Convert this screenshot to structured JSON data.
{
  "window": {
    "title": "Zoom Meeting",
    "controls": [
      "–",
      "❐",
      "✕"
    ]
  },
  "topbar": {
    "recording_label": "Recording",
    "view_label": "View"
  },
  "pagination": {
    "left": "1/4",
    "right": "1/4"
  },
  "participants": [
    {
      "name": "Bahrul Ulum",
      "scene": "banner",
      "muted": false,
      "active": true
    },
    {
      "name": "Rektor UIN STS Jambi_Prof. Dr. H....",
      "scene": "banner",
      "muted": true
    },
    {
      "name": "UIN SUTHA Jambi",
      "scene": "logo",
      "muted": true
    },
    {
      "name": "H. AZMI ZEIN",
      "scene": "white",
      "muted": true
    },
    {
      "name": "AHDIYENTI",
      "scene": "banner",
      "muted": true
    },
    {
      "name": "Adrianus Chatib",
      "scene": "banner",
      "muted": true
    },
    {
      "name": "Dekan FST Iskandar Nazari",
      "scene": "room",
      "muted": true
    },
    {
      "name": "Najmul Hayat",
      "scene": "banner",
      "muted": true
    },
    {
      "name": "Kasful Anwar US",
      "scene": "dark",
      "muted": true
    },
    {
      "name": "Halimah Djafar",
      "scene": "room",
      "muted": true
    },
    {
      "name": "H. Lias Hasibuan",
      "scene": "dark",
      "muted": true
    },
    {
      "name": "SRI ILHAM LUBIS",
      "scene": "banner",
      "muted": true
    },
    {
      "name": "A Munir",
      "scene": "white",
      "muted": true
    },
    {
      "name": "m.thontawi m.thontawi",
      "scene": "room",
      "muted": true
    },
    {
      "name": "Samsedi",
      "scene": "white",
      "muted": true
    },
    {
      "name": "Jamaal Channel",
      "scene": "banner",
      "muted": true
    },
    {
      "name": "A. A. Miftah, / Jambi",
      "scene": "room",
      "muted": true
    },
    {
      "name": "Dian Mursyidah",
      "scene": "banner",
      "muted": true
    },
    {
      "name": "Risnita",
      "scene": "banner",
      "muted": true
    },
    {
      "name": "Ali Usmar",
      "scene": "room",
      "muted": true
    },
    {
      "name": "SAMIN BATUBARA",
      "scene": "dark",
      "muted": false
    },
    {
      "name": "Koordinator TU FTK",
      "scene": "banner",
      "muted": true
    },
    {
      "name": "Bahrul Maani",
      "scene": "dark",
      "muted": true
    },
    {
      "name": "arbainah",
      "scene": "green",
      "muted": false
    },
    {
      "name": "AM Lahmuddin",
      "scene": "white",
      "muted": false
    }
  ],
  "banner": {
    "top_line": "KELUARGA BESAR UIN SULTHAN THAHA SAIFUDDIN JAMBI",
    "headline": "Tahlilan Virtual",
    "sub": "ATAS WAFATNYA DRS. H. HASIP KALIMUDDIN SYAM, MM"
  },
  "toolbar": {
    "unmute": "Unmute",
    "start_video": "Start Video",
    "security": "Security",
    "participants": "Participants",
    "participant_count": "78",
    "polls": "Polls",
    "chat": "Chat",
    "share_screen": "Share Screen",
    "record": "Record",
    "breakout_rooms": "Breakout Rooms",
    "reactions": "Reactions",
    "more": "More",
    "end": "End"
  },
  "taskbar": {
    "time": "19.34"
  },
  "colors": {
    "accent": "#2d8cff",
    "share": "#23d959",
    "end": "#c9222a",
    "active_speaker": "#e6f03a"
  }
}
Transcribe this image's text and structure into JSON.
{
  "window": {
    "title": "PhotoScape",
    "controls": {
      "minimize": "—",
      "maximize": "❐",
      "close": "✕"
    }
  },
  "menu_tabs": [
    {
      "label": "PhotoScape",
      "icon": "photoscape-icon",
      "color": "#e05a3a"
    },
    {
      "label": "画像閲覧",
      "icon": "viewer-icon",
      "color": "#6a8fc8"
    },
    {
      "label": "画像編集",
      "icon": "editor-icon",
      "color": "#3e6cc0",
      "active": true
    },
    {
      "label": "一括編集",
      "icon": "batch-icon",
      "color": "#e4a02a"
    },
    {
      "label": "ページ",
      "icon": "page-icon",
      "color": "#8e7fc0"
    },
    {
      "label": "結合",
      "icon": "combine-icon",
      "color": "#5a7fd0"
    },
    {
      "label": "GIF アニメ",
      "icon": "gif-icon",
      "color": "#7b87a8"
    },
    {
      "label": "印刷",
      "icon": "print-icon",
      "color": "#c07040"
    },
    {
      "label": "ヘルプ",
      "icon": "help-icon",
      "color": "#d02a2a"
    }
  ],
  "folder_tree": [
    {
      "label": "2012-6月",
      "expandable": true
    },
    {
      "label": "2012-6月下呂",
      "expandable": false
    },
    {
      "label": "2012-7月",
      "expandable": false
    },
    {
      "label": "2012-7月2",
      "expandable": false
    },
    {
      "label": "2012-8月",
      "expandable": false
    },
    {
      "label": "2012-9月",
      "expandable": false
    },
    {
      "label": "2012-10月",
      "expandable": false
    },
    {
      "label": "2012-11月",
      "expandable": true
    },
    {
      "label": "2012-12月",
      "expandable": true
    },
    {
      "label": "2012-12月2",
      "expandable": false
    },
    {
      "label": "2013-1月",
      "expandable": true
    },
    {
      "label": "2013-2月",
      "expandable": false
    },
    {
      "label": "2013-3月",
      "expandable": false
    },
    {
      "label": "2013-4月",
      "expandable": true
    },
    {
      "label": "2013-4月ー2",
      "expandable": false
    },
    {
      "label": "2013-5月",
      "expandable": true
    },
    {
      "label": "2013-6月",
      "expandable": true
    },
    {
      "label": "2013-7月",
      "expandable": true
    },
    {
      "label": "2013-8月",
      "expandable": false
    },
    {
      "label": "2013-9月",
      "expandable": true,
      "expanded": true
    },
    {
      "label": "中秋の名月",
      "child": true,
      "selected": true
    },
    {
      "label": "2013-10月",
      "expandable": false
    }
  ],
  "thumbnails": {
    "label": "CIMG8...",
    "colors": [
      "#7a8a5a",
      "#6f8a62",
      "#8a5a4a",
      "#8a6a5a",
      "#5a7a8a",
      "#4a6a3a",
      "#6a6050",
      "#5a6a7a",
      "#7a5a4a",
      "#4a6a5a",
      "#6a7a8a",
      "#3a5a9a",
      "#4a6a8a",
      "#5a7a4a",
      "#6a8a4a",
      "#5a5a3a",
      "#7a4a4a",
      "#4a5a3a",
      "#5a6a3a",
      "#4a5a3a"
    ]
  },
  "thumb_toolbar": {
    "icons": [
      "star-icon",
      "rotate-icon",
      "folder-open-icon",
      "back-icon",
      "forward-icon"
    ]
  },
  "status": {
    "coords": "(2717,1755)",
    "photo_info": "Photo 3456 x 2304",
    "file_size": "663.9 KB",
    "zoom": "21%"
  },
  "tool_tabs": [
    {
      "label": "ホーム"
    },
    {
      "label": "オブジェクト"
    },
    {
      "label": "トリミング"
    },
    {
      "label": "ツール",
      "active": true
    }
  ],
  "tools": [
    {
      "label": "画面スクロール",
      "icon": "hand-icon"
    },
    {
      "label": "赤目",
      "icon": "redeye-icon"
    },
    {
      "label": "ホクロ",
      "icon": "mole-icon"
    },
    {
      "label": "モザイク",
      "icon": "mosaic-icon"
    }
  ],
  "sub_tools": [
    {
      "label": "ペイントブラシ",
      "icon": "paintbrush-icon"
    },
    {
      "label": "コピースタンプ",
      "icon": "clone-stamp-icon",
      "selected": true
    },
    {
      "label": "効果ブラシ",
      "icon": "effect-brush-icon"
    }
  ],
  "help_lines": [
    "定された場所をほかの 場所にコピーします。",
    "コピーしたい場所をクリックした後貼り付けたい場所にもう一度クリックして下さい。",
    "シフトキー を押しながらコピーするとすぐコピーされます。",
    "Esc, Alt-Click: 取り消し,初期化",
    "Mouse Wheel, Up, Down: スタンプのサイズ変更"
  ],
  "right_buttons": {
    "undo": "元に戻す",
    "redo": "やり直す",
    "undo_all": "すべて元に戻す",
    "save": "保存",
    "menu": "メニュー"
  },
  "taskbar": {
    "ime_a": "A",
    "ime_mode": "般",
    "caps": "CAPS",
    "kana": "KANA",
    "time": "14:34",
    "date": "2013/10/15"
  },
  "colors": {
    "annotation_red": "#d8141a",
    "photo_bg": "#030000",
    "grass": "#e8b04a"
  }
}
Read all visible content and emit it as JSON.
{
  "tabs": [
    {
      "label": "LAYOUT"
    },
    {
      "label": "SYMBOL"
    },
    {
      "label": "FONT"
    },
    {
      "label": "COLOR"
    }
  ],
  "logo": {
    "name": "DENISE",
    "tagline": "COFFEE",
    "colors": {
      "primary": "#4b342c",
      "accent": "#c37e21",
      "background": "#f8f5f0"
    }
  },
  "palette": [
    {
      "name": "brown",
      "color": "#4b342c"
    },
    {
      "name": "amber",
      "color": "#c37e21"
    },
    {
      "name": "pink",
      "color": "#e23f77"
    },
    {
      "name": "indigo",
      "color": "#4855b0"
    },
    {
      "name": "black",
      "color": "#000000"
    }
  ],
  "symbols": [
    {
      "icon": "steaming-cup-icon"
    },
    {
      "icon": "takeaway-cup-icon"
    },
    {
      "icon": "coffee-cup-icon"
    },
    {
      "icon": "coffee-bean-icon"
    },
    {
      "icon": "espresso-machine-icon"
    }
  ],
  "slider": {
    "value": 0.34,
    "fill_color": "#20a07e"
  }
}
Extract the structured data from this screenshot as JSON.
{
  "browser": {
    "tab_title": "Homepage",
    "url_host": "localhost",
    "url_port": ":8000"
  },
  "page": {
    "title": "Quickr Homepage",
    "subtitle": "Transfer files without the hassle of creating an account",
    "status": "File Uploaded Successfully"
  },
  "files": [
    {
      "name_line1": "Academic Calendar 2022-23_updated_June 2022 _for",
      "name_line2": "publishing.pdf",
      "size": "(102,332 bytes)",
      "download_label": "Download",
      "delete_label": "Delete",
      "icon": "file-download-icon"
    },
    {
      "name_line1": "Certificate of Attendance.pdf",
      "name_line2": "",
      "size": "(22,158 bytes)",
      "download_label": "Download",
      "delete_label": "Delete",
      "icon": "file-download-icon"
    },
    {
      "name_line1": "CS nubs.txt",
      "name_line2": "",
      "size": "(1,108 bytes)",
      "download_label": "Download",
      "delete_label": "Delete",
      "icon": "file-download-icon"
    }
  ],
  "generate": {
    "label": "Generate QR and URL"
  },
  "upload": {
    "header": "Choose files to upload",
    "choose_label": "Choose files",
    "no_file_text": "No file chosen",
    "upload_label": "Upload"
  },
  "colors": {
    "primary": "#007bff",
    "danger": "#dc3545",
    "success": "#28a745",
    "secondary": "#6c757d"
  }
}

--*--

> _Aim_
From the line containing "Extract the structured" through the closing line of the material above, return every line exactly and omit all others.

> _Task response_
Extract the structured data from this screenshot as JSON.
{
  "browser": {
    "tab_title": "Homepage",
    "url_host": "localhost",
    "url_port": ":8000"
  },
  "page": {
    "title": "Quickr Homepage",
    "subtitle": "Transfer files without the hassle of creating an account",
    "status": "File Uploaded Successfully"
  },
  "files": [
    {
      "name_line1": "Academic Calendar 2022-23_updated_June 2022 _for",
      "name_line2": "publishing.pdf",
      "size": "(102,332 bytes)",
      "download_label": "Download",
      "delete_label": "Delete",
      "icon": "file-download-icon"
    },
    {
      "name_line1": "Certificate of Attendance.pdf",
      "name_line2": "",
      "size": "(22,158 bytes)",
      "download_label": "Download",
      "delete_label": "Delete",
      "icon": "file-download-icon"
    },
    {
      "name_line1": "CS nubs.txt",
      "name_line2": "",
      "size": "(1,108 bytes)",
      "download_label": "Download",
      "delete_label": "Delete",
      "icon": "file-download-icon"
    }
  ],
  "generate": {
    "label": "Generate QR and URL"
  },
  "upload": {
    "header": "Choose files to upload",
    "choose_label": "Choose files",
    "no_file_text": "No file chosen",
    "upload_label": "Upload"
  },
  "colors": {
    "primary": "#007bff",
    "danger": "#dc3545",
    "success": "#28a745",
    "secondary": "#6c757d"
  }
}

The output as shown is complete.